§ **Exercise objective**
Write out exactly the lines running from the line that includes "Transcribe the text in this document." to the end of the data, both ends included, and nothing besides.
— Begin Data in this exercise —
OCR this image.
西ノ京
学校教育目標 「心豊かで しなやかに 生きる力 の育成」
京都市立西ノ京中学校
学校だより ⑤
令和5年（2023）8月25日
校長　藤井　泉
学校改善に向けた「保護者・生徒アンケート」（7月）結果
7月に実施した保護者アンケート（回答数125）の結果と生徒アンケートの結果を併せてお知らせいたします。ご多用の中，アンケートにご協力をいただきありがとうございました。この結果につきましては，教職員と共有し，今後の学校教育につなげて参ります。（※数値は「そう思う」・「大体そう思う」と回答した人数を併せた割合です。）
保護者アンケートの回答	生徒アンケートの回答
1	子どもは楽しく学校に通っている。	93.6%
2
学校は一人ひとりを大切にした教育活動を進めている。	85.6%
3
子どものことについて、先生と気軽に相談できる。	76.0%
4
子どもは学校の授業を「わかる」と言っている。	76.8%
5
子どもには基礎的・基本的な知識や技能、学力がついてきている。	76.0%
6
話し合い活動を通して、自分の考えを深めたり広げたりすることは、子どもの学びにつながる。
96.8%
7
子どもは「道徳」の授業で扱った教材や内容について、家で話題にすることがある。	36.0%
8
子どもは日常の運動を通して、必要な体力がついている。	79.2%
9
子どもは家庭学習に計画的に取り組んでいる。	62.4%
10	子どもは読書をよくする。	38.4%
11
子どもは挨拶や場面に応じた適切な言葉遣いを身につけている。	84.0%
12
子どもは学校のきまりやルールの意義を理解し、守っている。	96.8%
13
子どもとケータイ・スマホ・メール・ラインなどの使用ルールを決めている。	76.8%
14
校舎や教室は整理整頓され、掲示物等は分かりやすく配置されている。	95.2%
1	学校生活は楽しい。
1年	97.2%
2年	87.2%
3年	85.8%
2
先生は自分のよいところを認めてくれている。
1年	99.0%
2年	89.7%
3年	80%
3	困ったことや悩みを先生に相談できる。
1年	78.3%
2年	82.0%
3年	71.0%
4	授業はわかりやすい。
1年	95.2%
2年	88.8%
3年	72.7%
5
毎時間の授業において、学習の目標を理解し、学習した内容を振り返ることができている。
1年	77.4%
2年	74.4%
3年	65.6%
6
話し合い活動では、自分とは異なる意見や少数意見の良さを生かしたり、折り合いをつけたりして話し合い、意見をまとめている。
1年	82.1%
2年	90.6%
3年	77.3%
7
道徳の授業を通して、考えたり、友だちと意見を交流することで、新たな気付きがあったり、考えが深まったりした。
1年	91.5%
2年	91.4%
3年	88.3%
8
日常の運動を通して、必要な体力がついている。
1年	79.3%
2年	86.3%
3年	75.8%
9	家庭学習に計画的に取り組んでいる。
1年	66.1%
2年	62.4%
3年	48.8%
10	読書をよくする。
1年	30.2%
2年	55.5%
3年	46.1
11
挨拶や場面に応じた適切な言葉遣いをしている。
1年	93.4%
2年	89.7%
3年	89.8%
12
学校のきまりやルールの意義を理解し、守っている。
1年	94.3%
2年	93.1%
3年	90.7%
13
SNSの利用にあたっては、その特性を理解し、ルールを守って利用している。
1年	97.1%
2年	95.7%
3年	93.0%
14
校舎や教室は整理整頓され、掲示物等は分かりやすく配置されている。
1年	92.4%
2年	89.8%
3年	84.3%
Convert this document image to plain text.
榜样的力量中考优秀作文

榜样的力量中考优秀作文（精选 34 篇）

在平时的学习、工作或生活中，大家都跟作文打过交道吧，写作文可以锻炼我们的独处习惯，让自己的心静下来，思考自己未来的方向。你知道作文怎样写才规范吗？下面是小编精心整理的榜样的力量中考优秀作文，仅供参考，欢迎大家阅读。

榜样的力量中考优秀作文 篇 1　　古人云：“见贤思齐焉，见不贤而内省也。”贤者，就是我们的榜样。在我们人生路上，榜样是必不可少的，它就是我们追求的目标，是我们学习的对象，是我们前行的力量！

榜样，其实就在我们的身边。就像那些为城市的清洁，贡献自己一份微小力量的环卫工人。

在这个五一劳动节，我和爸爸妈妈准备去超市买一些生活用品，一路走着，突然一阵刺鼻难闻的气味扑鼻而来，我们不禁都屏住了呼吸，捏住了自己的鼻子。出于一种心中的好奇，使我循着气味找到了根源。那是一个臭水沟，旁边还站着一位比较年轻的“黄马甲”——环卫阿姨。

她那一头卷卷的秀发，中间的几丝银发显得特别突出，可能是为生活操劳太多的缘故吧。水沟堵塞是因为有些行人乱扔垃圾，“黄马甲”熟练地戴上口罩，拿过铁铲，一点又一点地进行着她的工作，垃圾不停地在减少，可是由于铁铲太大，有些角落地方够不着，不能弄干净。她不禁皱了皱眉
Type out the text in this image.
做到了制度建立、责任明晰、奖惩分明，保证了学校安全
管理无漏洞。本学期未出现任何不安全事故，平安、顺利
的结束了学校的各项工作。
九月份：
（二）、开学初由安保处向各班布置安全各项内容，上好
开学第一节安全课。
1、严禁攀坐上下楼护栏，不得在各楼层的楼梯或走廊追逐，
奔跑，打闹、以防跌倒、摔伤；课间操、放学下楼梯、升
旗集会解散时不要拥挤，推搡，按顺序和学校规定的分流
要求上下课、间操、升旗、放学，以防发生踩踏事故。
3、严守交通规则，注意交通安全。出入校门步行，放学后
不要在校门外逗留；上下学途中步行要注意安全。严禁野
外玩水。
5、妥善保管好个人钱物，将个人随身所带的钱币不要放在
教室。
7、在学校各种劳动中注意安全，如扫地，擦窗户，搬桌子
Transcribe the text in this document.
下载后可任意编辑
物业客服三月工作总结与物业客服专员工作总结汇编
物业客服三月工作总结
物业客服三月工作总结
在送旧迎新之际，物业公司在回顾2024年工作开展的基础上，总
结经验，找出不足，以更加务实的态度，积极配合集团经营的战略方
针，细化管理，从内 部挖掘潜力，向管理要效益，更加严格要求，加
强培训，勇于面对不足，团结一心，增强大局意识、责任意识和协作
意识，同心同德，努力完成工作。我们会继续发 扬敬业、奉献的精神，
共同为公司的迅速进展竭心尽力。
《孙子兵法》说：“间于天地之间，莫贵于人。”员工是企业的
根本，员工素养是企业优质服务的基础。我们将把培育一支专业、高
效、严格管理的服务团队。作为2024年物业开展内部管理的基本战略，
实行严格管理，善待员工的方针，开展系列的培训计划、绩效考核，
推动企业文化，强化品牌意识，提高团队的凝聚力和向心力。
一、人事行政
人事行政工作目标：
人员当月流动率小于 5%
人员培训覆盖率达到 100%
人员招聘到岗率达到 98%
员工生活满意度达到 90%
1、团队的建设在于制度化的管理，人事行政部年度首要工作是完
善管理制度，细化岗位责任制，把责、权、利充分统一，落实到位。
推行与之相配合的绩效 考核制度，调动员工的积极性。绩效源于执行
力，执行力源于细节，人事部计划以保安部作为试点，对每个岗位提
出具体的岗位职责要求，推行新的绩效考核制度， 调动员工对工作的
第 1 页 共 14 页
— End Data in this exercise —
§ **Solution for this task**
Transcribe the text in this document.
下载后可任意编辑
物业客服三月工作总结与物业客服专员工作总结汇编
物业客服三月工作总结
物业客服三月工作总结
在送旧迎新之际，物业公司在回顾2024年工作开展的基础上，总
结经验，找出不足，以更加务实的态度，积极配合集团经营的战略方
针，细化管理，从内 部挖掘潜力，向管理要效益，更加严格要求，加
强培训，勇于面对不足，团结一心，增强大局意识、责任意识和协作
意识，同心同德，努力完成工作。我们会继续发 扬敬业、奉献的精神，
共同为公司的迅速进展竭心尽力。
《孙子兵法》说：“间于天地之间，莫贵于人。”员工是企业的
根本，员工素养是企业优质服务的基础。我们将把培育一支专业、高
效、严格管理的服务团队。作为2024年物业开展内部管理的基本战略，
实行严格管理，善待员工的方针，开展系列的培训计划、绩效考核，
推动企业文化，强化品牌意识，提高团队的凝聚力和向心力。
一、人事行政
人事行政工作目标：
人员当月流动率小于 5%
人员培训覆盖率达到 100%
人员招聘到岗率达到 98%
员工生活满意度达到 90%
1、团队的建设在于制度化的管理，人事行政部年度首要工作是完
善管理制度，细化岗位责任制，把责、权、利充分统一，落实到位。
推行与之相配合的绩效 考核制度，调动员工的积极性。绩效源于执行
力，执行力源于细节，人事部计划以保安部作为试点，对每个岗位提
出具体的岗位职责要求，推行新的绩效考核制度， 调动员工对工作的
第 1 页 共 14 页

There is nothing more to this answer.